┌──

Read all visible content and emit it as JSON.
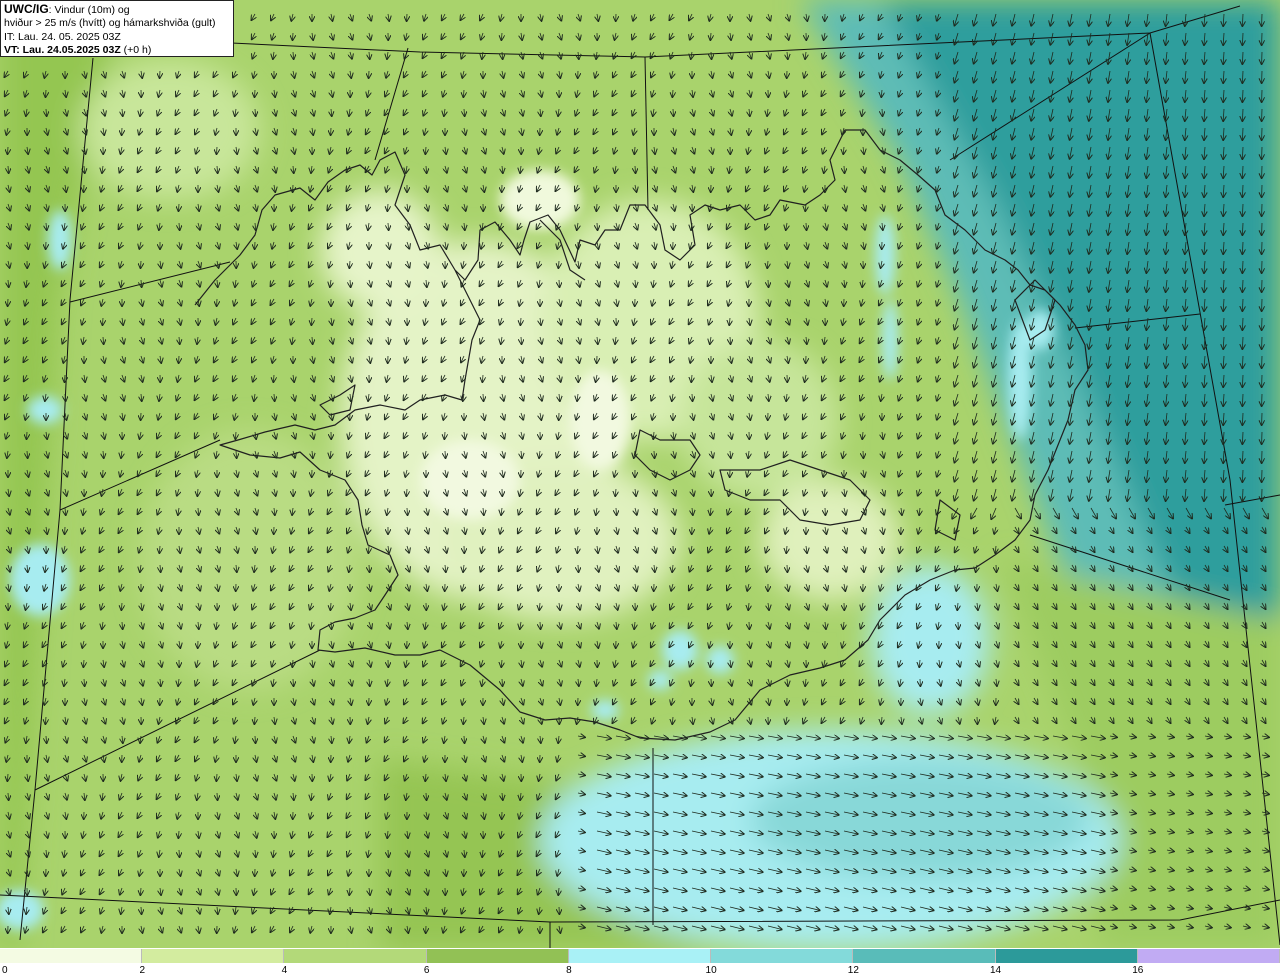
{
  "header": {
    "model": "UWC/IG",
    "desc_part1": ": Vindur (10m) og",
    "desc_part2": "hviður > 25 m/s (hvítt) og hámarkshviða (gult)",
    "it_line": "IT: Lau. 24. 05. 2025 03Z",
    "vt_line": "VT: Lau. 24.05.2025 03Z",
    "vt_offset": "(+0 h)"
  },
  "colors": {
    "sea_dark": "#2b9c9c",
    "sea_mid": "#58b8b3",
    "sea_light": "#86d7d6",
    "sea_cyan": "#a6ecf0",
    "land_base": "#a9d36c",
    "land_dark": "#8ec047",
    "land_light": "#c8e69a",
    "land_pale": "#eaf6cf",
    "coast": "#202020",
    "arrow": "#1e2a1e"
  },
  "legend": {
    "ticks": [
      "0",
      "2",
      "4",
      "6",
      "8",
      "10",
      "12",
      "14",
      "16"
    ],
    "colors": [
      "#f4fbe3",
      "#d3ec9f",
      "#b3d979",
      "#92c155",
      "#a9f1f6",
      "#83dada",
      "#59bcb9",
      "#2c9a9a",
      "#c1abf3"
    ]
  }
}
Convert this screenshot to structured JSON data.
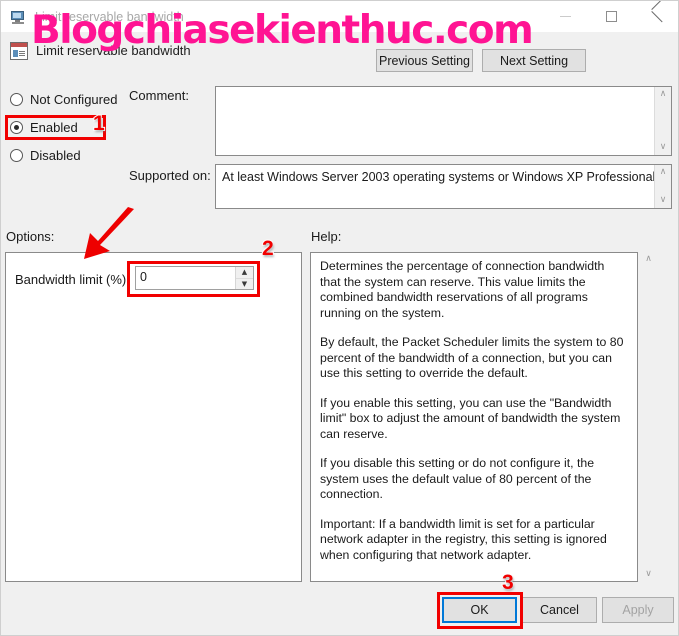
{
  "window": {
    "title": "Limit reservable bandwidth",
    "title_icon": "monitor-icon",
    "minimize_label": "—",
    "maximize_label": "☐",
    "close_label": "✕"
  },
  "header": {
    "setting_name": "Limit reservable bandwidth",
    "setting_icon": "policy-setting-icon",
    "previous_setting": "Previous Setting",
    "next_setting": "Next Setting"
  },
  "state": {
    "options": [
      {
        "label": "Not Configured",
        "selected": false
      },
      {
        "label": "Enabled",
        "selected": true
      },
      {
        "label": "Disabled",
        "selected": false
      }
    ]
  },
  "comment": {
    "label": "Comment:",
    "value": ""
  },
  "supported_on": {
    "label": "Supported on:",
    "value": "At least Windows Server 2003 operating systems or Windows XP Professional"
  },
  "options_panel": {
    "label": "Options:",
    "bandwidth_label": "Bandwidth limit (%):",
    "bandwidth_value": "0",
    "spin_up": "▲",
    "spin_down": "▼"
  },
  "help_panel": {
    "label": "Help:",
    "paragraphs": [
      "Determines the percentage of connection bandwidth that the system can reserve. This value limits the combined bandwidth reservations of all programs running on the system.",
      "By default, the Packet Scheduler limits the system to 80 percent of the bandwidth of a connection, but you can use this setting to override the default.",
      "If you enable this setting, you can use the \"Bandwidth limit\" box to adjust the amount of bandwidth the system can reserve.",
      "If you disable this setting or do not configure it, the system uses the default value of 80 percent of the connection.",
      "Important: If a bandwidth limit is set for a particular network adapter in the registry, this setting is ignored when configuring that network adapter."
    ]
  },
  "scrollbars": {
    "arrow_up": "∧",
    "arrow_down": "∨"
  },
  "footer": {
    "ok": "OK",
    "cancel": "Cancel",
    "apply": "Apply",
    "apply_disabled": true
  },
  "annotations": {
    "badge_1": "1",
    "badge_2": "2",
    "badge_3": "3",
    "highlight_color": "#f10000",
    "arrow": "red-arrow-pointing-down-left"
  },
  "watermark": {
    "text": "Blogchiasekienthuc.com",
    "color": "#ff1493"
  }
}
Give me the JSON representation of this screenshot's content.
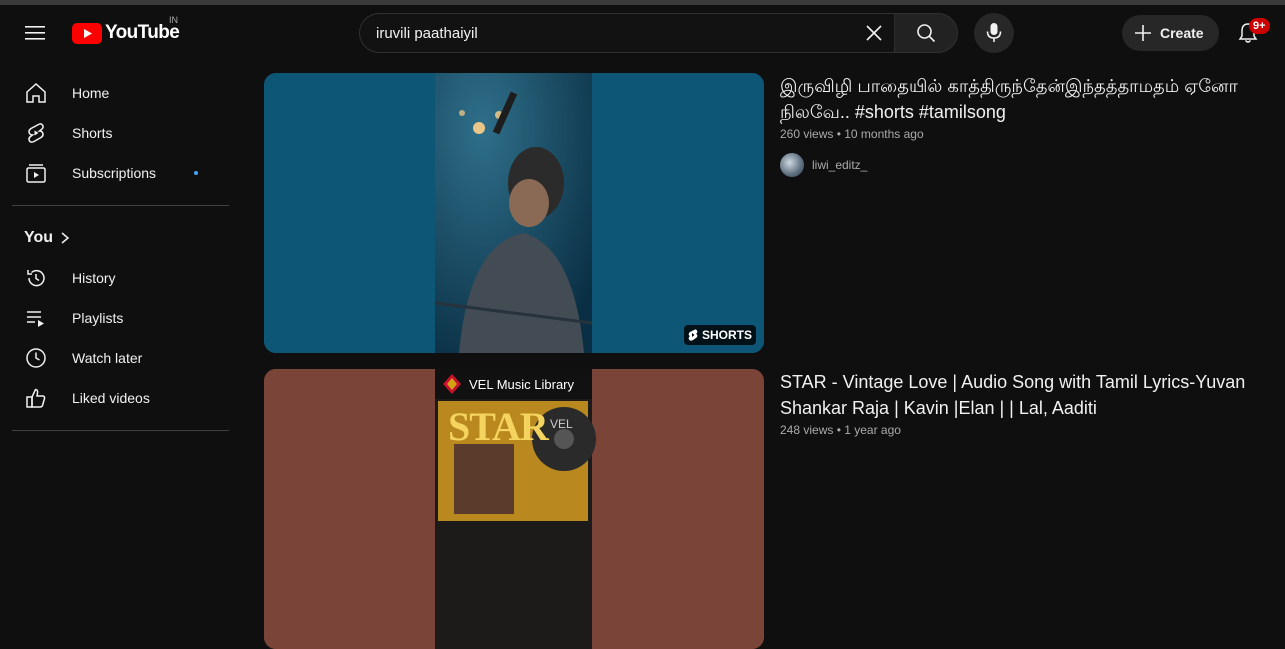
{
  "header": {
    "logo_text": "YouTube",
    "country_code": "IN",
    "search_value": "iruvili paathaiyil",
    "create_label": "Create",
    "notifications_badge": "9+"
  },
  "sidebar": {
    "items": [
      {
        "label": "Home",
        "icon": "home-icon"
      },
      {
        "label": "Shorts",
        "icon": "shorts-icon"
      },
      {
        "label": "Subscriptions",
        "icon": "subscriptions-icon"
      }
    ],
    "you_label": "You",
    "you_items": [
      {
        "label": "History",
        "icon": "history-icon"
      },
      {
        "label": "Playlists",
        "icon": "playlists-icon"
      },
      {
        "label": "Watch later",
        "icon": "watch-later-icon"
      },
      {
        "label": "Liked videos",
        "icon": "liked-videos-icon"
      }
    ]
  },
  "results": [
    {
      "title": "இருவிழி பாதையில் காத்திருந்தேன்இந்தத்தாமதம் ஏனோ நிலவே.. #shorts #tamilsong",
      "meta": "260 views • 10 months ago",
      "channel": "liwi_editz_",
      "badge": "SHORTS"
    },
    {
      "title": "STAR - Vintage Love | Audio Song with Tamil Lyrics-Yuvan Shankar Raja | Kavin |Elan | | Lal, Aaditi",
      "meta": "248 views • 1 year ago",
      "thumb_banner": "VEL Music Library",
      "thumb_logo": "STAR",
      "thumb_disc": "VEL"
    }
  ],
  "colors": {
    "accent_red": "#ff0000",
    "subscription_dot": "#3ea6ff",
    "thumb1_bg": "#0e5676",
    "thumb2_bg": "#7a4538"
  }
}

└──

*Your objective*
Quote the records above in full, dropping each picture.

*Finished exercise*
Read all visible content and emit it as JSON.
{
  "header": {
    "model": "UWC/IG",
    "desc_part1": ": Vindur (10m) og",
    "desc_part2": "hviður > 25 m/s (hvítt) og hámarkshviða (gult)",
    "it_line": "IT: Lau. 24. 05. 2025 03Z",
    "vt_line": "VT: Lau. 24.05.2025 03Z",
    "vt_offset": "(+0 h)"
  },
  "colors": {
    "sea_dark": "#2b9c9c",
    "sea_mid": "#58b8b3",
    "sea_light": "#86d7d6",
    "sea_cyan": "#a6ecf0",
    "land_base": "#a9d36c",
    "land_dark": "#8ec047",
    "land_light": "#c8e69a",
    "land_pale": "#eaf6cf",
    "coast": "#202020",
    "arrow": "#1e2a1e"
  },
  "legend": {
    "ticks": [
      "0",
      "2",
      "4",
      "6",
      "8",
      "10",
      "12",
      "14",
      "16"
    ],
    "colors": [
      "#f4fbe3",
      "#d3ec9f",
      "#b3d979",
      "#92c155",
      "#a9f1f6",
      "#83dada",
      "#59bcb9",
      "#2c9a9a",
      "#c1abf3"
    ]
  }
}
Convert this screenshot to structured JSON data.
{
  "window": {
    "title": "Limit reservable bandwidth",
    "title_icon": "monitor-icon",
    "minimize_label": "—",
    "maximize_label": "☐",
    "close_label": "✕"
  },
  "header": {
    "setting_name": "Limit reservable bandwidth",
    "setting_icon": "policy-setting-icon",
    "previous_setting": "Previous Setting",
    "next_setting": "Next Setting"
  },
  "state": {
    "options": [
      {
        "label": "Not Configured",
        "selected": false
      },
      {
        "label": "Enabled",
        "selected": true
      },
      {
        "label": "Disabled",
        "selected": false
      }
    ]
  },
  "comment": {
    "label": "Comment:",
    "value": ""
  },
  "supported_on": {
    "label": "Supported on:",
    "value": "At least Windows Server 2003 operating systems or Windows XP Professional"
  },
  "options_panel": {
    "label": "Options:",
    "bandwidth_label": "Bandwidth limit (%):",
    "bandwidth_value": "0",
    "spin_up": "▲",
    "spin_down": "▼"
  },
  "help_panel": {
    "label": "Help:",
    "paragraphs": [
      "Determines the percentage of connection bandwidth that the system can reserve. This value limits the combined bandwidth reservations of all programs running on the system.",
      "By default, the Packet Scheduler limits the system to 80 percent of the bandwidth of a connection, but you can use this setting to override the default.",
      "If you enable this setting, you can use the \"Bandwidth limit\" box to adjust the amount of bandwidth the system can reserve.",
      "If you disable this setting or do not configure it, the system uses the default value of 80 percent of the connection.",
      "Important: If a bandwidth limit is set for a particular network adapter in the registry, this setting is ignored when configuring that network adapter."
    ]
  },
  "scrollbars": {
    "arrow_up": "∧",
    "arrow_down": "∨"
  },
  "footer": {
    "ok": "OK",
    "cancel": "Cancel",
    "apply": "Apply",
    "apply_disabled": true
  },
  "annotations": {
    "badge_1": "1",
    "badge_2": "2",
    "badge_3": "3",
    "highlight_color": "#f10000",
    "arrow": "red-arrow-pointing-down-left"
  },
  "watermark": {
    "text": "Blogchiasekienthuc.com",
    "color": "#ff1493"
  }
}
Give me the JSON representation of this screenshot's content.
{
  "header": {
    "logo_text": "YouTube",
    "country_code": "IN",
    "search_value": "iruvili paathaiyil",
    "create_label": "Create",
    "notifications_badge": "9+"
  },
  "sidebar": {
    "items": [
      {
        "label": "Home",
        "icon": "home-icon"
      },
      {
        "label": "Shorts",
        "icon": "shorts-icon"
      },
      {
        "label": "Subscriptions",
        "icon": "subscriptions-icon"
      }
    ],
    "you_label": "You",
    "you_items": [
      {
        "label": "History",
        "icon": "history-icon"
      },
      {
        "label": "Playlists",
        "icon": "playlists-icon"
      },
      {
        "label": "Watch later",
        "icon": "watch-later-icon"
      },
      {
        "label": "Liked videos",
        "icon": "liked-videos-icon"
      }
    ]
  },
  "results": [
    {
      "title": "இருவிழி பாதையில் காத்திருந்தேன்இந்தத்தாமதம் ஏனோ நிலவே.. #shorts #tamilsong",
      "meta": "260 views • 10 months ago",
      "channel": "liwi_editz_",
      "badge": "SHORTS"
    },
    {
      "title": "STAR - Vintage Love | Audio Song with Tamil Lyrics-Yuvan Shankar Raja | Kavin |Elan | | Lal, Aaditi",
      "meta": "248 views • 1 year ago",
      "thumb_banner": "VEL Music Library",
      "thumb_logo": "STAR",
      "thumb_disc": "VEL"
    }
  ],
  "colors": {
    "accent_red": "#ff0000",
    "subscription_dot": "#3ea6ff",
    "thumb1_bg": "#0e5676",
    "thumb2_bg": "#7a4538"
  }
}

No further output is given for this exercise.